▶ AIM OF THE TASK
Among the following entries, count the lines that contain "Monats" and report only the result.

▶ PROVIDED INFORMATION
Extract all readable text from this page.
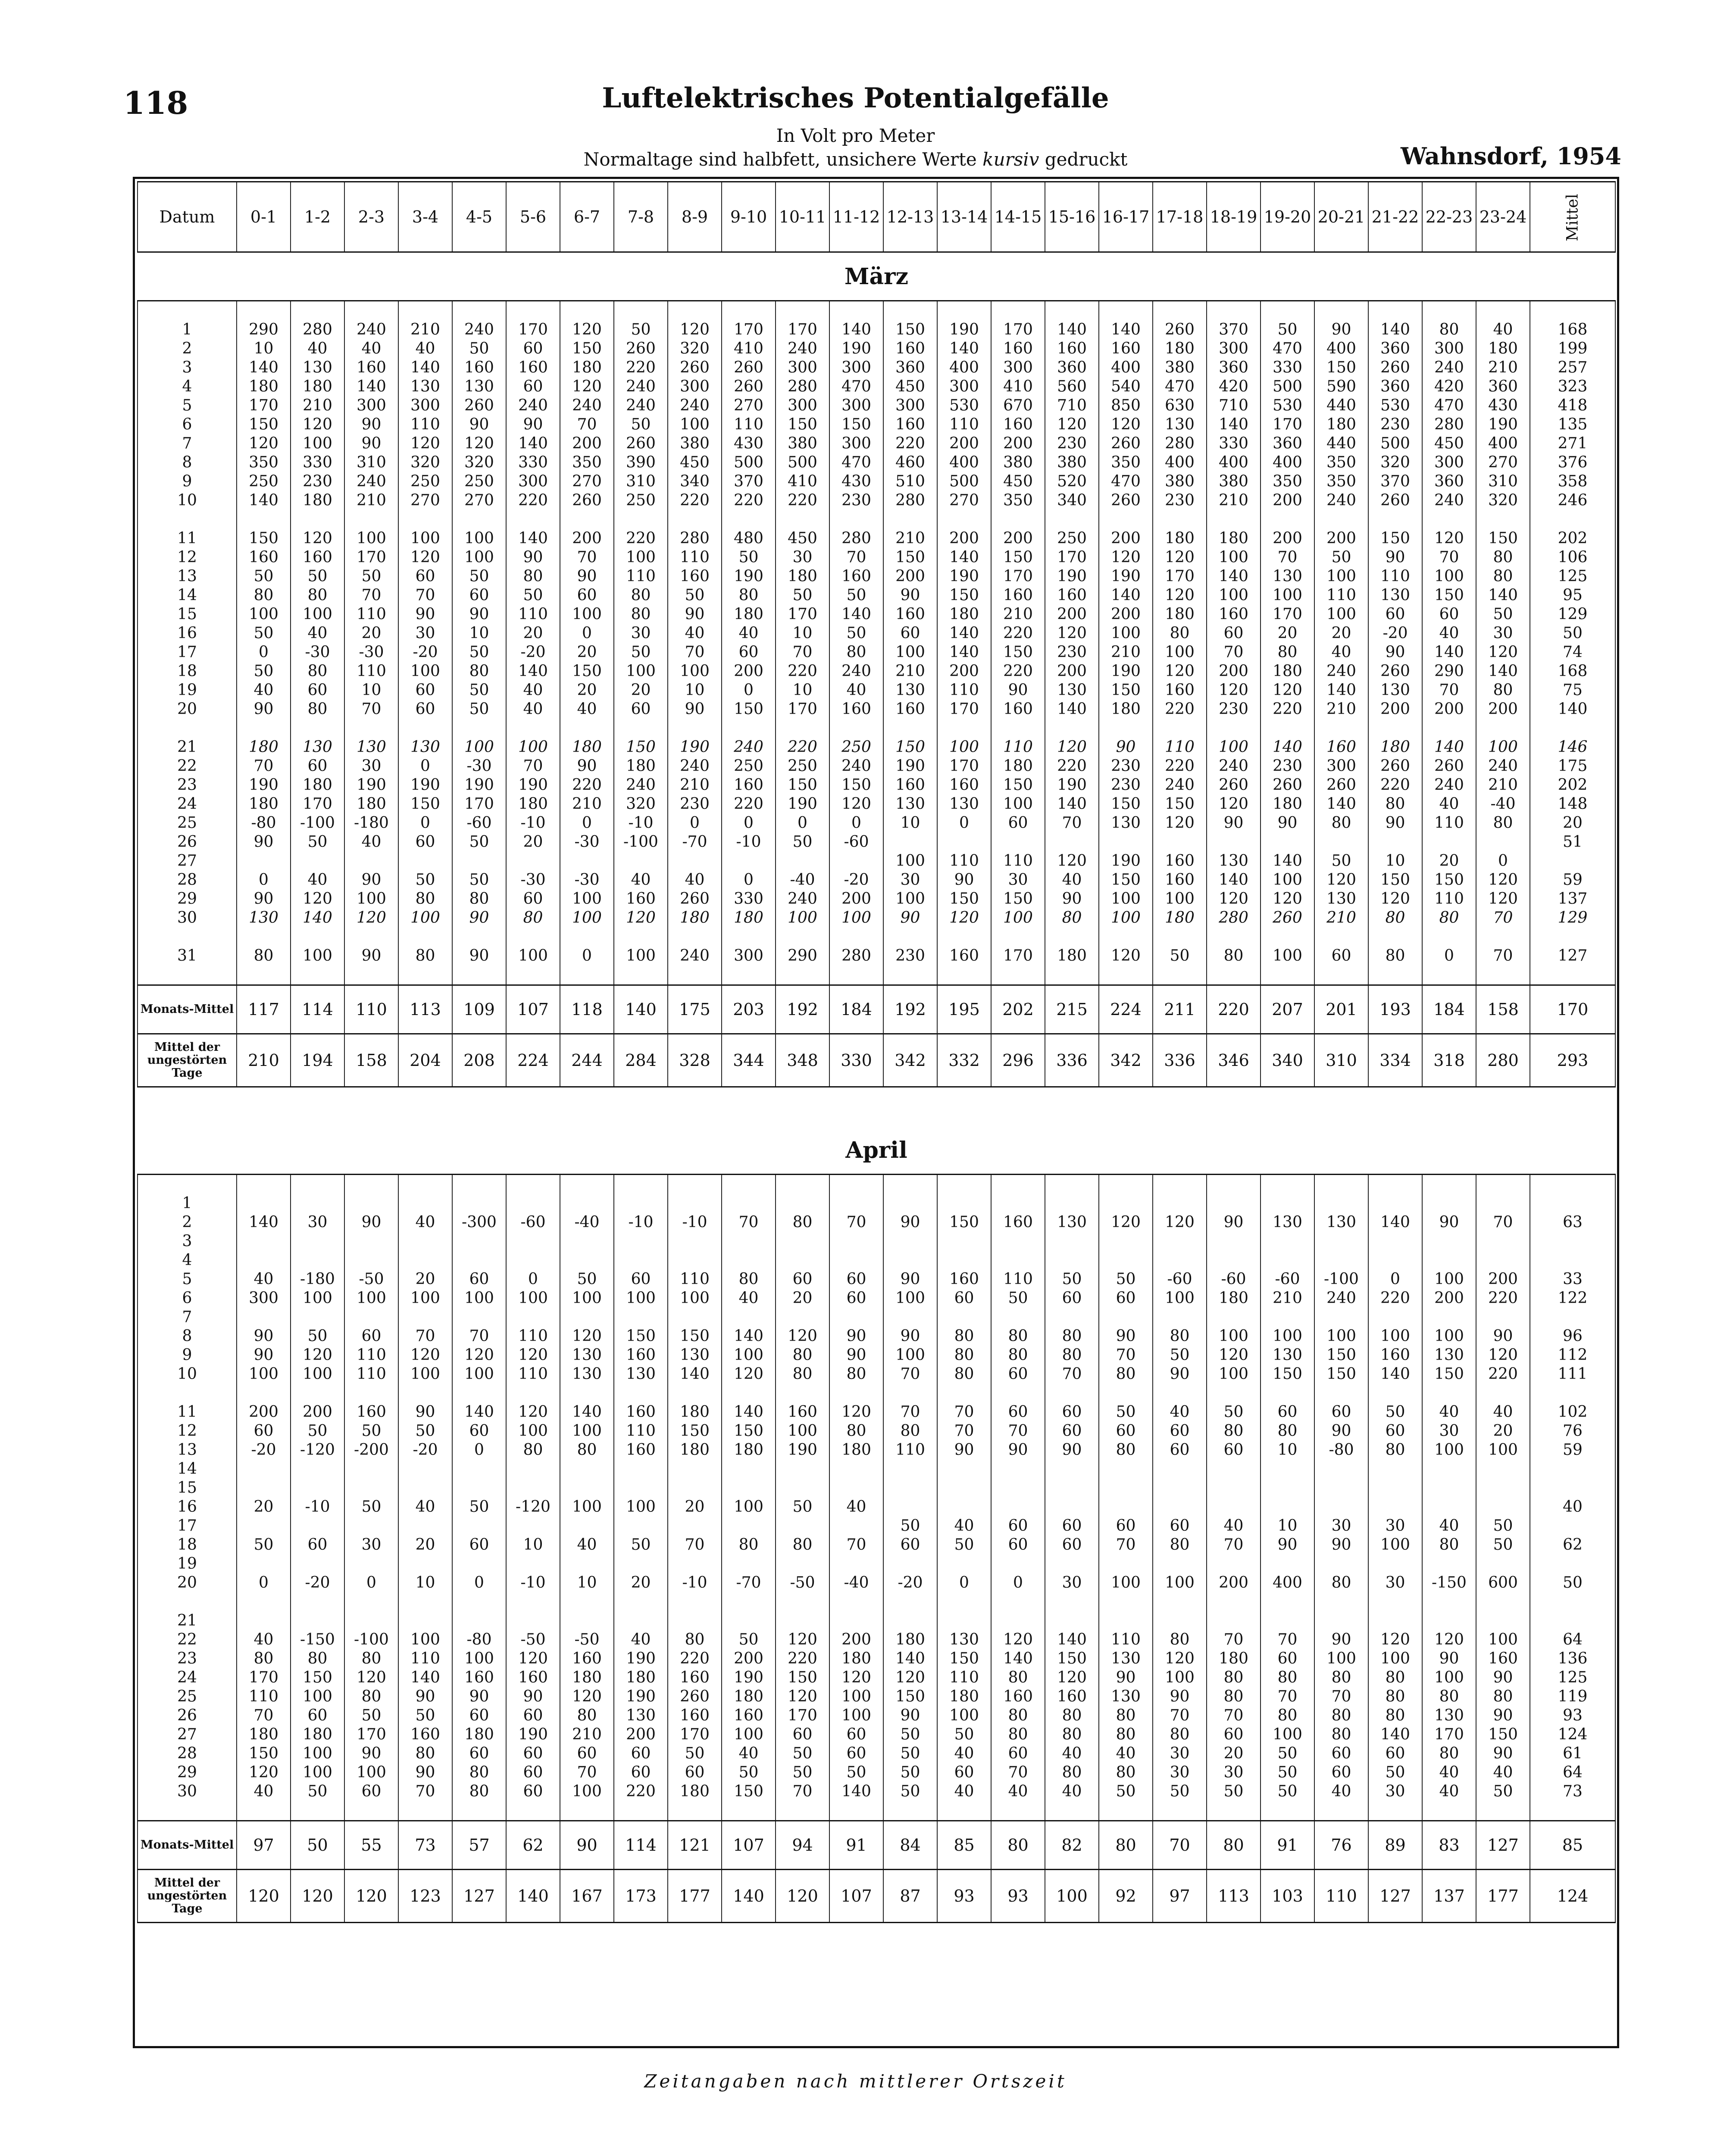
118	Luftelektrisches Potentialgefälle
In Volt pro Meter
Normaltage sind halbfett, unsichere Werte kursiv gedruckt	Wahnsdorf, 1954
Datum	0-1	1-2	2-3	3-4	4-5	5-6	6-7	7-8	8-9	9-10	10-11	11-12	12-13	13-14	14-15	15-16	16-17	17-18	18-19	19-20	20-21	21-22	22-23	23-24	Mittel
März																									

1	290	280	240	210	240	170	120	50	120	170	170	140	150	190	170	140	140	260	370	50	90	140	80	40	168
2	10	40	40	40	50	60	150	260	320	410	240	190	160	140	160	160	160	180	300	470	400	360	300	180	199
3	140	130	160	140	160	160	180	220	260	260	300	300	360	400	300	360	400	380	360	330	150	260	240	210	257
4	180	180	140	130	130	60	120	240	300	260	280	470	450	300	410	560	540	470	420	500	590	360	420	360	323
5	170	210	300	300	260	240	240	240	240	270	300	300	300	530	670	710	850	630	710	530	440	530	470	430	418
6	150	120	90	110	90	90	70	50	100	110	150	150	160	110	160	120	120	130	140	170	180	230	280	190	135
7	120	100	90	120	120	140	200	260	380	430	380	300	220	200	200	230	260	280	330	360	440	500	450	400	271
8	350	330	310	320	320	330	350	390	450	500	500	470	460	400	380	380	350	400	400	400	350	320	300	270	376
9	250	230	240	250	250	300	270	310	340	370	410	430	510	500	450	520	470	380	380	350	350	370	360	310	358
10	140	180	210	270	270	220	260	250	220	220	220	230	280	270	350	340	260	230	210	200	240	260	240	320	246

11	150	120	100	100	100	140	200	220	280	480	450	280	210	200	200	250	200	180	180	200	200	150	120	150	202
12	160	160	170	120	100	90	70	100	110	50	30	70	150	140	150	170	120	120	100	70	50	90	70	80	106
13	50	50	50	60	50	80	90	110	160	190	180	160	200	190	170	190	190	170	140	130	100	110	100	80	125
14	80	80	70	70	60	50	60	80	50	80	50	50	90	150	160	160	140	120	100	100	110	130	150	140	95
15	100	100	110	90	90	110	100	80	90	180	170	140	160	180	210	200	200	180	160	170	100	60	60	50	129
16	50	40	20	30	10	20	0	30	40	40	10	50	60	140	220	120	100	80	60	20	20	-20	40	30	50
17	0	-30	-30	-20	50	-20	20	50	70	60	70	80	100	140	150	230	210	100	70	80	40	90	140	120	74
18	50	80	110	100	80	140	150	100	100	200	220	240	210	200	220	200	190	120	200	180	240	260	290	140	168
19	40	60	10	60	50	40	20	20	10	0	10	40	130	110	90	130	150	160	120	120	140	130	70	80	75
20	90	80	70	60	50	40	40	60	90	150	170	160	160	170	160	140	180	220	230	220	210	200	200	200	140

21	180	130	130	130	100	100	180	150	190	240	220	250	150	100	110	120	90	110	100	140	160	180	140	100	146
22	70	60	30	0	-30	70	90	180	240	250	250	240	190	170	180	220	230	220	240	230	300	260	260	240	175
23	190	180	190	190	190	190	220	240	210	160	150	150	160	160	150	190	230	240	260	260	260	220	240	210	202
24	180	170	180	150	170	180	210	320	230	220	190	120	130	130	100	140	150	150	120	180	140	80	40	-40	148
25	-80	-100	-180	0	-60	-10	0	-10	0	0	0	0	10	0	60	70	130	120	90	90	80	90	110	80	20
26	90	50	40	60	50	20	-30	-100	-70	-10	50	-60													51
27													100	110	110	120	190	160	130	140	50	10	20	0	
28	0	40	90	50	50	-30	-30	40	40	0	-40	-20	30	90	30	40	150	160	140	100	120	150	150	120	59
29	90	120	100	80	80	60	100	160	260	330	240	200	100	150	150	90	100	100	120	120	130	120	110	120	137
30	130	140	120	100	90	80	100	120	180	180	100	100	90	120	100	80	100	180	280	260	210	80	80	70	129

31	80	100	90	80	90	100	0	100	240	300	290	280	230	160	170	180	120	50	80	100	60	80	0	70	127

Monats-Mittel	117	114	110	113	109	107	118	140	175	203	192	184	192	195	202	215	224	211	220	207	201	193	184	158	170
Mittel der ungestörten Tage	210	194	158	204	208	224	244	284	328	344	348	330	342	332	296	336	342	336	346	340	310	334	318	280	293

April																									

1																									
2	140	30	90	40	-300	-60	-40	-10	-10	70	80	70	90	150	160	130	120	120	90	130	130	140	90	70	63
3																									
4																									
5	40	-180	-50	20	60	0	50	60	110	80	60	60	90	160	110	50	50	-60	-60	-60	-100	0	100	200	33
6	300	100	100	100	100	100	100	100	100	40	20	60	100	60	50	60	60	100	180	210	240	220	200	220	122
7																									
8	90	50	60	70	70	110	120	150	150	140	120	90	90	80	80	80	90	80	100	100	100	100	100	90	96
9	90	120	110	120	120	120	130	160	130	100	80	90	100	80	80	80	70	50	120	130	150	160	130	120	112
10	100	100	110	100	100	110	130	130	140	120	80	80	70	80	60	70	80	90	100	150	150	140	150	220	111

11	200	200	160	90	140	120	140	160	180	140	160	120	70	70	60	60	50	40	50	60	60	50	40	40	102
12	60	50	50	50	60	100	100	110	150	150	100	80	80	70	70	60	60	60	80	80	90	60	30	20	76
13	-20	-120	-200	-20	0	80	80	160	180	180	190	180	110	90	90	90	80	60	60	10	-80	80	100	100	59
14																									
15																									
16	20	-10	50	40	50	-120	100	100	20	100	50	40													40
17													50	40	60	60	60	60	40	10	30	30	40	50	
18	50	60	30	20	60	10	40	50	70	80	80	70	60	50	60	60	70	80	70	90	90	100	80	50	62
19																									
20	0	-20	0	10	0	-10	10	20	-10	-70	-50	-40	-20	0	0	30	100	100	200	400	80	30	-150	600	50

21																									
22	40	-150	-100	100	-80	-50	-50	40	80	50	120	200	180	130	120	140	110	80	70	70	90	120	120	100	64
23	80	80	80	110	100	120	160	190	220	200	220	180	140	150	140	150	130	120	180	60	100	100	90	160	136
24	170	150	120	140	160	160	180	180	160	190	150	120	120	110	80	120	90	100	80	80	80	80	100	90	125
25	110	100	80	90	90	90	120	190	260	180	120	100	150	180	160	160	130	90	80	70	70	80	80	80	119
26	70	60	50	50	60	60	80	130	160	160	170	100	90	100	80	80	80	70	70	80	80	80	130	90	93
27	180	180	170	160	180	190	210	200	170	100	60	60	50	50	80	80	80	80	60	100	80	140	170	150	124
28	150	100	90	80	60	60	60	60	50	40	50	60	50	40	60	40	40	30	20	50	60	60	80	90	61
29	120	100	100	90	80	60	70	60	60	50	50	50	50	60	70	80	80	30	30	50	60	50	40	40	64
30	40	50	60	70	80	60	100	220	180	150	70	140	50	40	40	40	50	50	50	50	40	30	40	50	73

Monats-Mittel	97	50	55	73	57	62	90	114	121	107	94	91	84	85	80	82	80	70	80	91	76	89	83	127	85
Mittel der ungestörten Tage	120	120	120	123	127	140	167	173	177	140	120	107	87	93	93	100	92	97	113	103	110	127	137	177	124
Zeitangaben nach mittlerer Ortszeit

▶ EXERCISE RESULT
2